* **TASK INSTRUCTIONS**
Gather, from the data below, each line in which the word "this" occurs.

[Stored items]
__________________________________________________

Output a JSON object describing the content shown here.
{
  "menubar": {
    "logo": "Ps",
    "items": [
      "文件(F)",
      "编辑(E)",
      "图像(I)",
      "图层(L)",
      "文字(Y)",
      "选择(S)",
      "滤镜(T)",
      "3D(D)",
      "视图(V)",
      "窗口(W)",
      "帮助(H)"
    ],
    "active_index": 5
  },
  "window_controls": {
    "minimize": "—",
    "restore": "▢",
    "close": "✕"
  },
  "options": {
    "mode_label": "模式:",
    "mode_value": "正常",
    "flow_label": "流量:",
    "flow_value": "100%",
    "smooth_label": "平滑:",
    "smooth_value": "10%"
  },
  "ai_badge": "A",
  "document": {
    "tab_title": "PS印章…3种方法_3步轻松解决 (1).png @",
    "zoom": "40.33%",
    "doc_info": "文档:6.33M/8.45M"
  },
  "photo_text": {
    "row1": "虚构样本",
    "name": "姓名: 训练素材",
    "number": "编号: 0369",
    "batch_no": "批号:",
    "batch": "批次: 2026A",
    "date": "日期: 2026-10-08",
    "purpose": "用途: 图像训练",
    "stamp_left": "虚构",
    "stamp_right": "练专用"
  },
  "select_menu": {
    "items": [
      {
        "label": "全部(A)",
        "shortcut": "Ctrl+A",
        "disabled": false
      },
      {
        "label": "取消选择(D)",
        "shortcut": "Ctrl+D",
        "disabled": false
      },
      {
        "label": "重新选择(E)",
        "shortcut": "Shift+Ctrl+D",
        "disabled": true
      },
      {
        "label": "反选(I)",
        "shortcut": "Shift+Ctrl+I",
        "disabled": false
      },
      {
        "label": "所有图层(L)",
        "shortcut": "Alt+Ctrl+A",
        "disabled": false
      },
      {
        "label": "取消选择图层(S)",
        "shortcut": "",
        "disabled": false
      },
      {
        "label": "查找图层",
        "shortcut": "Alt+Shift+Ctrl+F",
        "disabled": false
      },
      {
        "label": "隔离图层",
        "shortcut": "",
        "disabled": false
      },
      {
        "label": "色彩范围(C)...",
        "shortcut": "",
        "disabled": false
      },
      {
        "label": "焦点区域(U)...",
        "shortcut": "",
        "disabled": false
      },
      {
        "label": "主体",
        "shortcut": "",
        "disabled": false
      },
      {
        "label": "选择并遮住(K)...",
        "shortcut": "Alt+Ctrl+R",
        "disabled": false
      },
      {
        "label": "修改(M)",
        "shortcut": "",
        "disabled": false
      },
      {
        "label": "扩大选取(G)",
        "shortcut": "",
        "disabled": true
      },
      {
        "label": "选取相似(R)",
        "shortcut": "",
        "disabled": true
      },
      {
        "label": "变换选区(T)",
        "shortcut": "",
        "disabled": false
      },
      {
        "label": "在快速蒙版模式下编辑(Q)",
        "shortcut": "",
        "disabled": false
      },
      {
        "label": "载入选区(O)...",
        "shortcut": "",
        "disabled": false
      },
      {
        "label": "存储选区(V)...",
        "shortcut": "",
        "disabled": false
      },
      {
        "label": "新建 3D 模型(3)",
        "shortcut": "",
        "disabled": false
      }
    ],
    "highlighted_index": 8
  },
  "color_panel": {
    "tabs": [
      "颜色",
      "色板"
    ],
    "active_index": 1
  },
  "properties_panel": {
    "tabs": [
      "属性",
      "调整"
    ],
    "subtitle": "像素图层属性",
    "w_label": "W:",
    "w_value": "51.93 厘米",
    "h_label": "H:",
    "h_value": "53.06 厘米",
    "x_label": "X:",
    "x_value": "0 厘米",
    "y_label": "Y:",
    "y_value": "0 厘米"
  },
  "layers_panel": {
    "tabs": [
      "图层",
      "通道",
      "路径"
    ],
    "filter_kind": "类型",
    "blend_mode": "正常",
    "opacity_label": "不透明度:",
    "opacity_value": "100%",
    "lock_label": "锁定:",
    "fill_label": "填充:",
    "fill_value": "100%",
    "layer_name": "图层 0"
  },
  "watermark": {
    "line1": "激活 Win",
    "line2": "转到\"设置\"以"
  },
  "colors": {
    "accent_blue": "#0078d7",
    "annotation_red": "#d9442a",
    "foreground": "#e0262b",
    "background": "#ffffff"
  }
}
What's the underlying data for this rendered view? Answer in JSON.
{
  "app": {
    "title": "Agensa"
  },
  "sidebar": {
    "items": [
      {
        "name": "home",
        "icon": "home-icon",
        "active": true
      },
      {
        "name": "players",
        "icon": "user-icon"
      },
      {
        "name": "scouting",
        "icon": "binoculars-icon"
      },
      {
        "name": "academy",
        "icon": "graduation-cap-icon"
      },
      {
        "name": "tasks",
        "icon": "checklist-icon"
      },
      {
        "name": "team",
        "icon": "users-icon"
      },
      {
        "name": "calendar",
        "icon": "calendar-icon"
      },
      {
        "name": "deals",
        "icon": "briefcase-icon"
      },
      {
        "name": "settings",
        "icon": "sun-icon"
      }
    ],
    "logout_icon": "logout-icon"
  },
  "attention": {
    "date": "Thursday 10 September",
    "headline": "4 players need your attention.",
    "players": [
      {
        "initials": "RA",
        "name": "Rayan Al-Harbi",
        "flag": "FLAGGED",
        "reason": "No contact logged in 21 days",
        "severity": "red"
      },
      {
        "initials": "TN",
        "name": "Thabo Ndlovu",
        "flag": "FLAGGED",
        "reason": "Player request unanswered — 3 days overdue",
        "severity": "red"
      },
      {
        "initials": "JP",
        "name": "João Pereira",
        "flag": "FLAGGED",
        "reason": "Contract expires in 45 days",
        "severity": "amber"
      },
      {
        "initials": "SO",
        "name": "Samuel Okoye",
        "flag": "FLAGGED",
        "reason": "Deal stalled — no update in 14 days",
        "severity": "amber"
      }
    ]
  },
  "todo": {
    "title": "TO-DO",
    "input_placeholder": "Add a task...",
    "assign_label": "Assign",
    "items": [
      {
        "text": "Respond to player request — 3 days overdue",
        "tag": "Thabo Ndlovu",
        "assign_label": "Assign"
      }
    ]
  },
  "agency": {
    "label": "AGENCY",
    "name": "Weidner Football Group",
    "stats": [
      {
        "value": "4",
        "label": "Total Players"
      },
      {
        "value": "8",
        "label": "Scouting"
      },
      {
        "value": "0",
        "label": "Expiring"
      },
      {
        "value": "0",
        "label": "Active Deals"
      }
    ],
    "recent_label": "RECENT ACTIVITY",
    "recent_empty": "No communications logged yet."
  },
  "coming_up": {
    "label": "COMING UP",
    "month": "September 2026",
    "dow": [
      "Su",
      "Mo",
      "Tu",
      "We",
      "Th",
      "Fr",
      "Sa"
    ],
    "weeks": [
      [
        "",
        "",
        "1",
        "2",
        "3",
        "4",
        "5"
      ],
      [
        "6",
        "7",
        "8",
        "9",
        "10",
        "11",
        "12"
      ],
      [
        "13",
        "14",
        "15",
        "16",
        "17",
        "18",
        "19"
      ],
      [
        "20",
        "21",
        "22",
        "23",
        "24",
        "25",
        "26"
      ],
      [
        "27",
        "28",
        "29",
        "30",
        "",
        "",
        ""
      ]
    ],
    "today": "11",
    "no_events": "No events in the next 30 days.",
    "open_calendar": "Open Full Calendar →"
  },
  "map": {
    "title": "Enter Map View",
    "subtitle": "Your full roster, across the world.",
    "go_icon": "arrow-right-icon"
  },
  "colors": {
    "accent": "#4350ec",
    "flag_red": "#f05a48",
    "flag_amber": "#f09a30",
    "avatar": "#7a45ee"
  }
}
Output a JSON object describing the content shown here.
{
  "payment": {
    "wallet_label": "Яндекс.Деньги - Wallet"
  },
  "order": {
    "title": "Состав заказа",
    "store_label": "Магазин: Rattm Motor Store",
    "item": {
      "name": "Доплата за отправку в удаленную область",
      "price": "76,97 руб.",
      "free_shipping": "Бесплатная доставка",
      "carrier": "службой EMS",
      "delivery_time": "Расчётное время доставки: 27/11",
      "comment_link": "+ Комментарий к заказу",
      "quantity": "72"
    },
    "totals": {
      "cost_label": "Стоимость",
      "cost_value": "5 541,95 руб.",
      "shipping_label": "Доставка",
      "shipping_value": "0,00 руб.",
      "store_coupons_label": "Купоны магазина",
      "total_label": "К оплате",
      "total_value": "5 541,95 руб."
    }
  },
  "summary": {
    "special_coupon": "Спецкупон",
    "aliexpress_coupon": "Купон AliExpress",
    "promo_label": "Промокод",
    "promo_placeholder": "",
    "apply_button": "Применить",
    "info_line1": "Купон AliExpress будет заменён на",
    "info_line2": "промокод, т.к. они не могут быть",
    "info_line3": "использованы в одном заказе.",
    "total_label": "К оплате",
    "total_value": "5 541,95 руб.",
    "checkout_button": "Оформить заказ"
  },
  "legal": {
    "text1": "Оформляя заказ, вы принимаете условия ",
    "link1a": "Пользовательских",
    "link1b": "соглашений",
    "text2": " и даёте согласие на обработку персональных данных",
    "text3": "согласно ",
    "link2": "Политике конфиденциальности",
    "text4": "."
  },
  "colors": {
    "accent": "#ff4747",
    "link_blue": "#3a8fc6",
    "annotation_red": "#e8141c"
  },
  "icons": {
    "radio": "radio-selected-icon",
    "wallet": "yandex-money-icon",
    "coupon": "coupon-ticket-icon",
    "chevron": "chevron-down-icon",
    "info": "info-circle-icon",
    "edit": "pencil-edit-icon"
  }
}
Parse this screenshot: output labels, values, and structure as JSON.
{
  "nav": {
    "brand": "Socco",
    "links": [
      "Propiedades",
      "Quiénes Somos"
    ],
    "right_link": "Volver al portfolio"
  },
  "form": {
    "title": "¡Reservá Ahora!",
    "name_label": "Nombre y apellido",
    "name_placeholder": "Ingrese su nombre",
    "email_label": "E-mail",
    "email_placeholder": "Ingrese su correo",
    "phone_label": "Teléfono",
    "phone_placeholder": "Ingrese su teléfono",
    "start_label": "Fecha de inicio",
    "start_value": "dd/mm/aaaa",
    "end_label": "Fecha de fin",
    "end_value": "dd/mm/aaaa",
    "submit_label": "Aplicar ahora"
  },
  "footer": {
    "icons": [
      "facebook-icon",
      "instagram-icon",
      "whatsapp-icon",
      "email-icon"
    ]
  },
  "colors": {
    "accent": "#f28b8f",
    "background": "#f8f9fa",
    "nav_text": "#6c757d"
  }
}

__________________________________________________

* **FULL ANSWER**
What's the underlying data for this rendered view? Answer in JSON.
Parse this screenshot: output labels, values, and structure as JSON.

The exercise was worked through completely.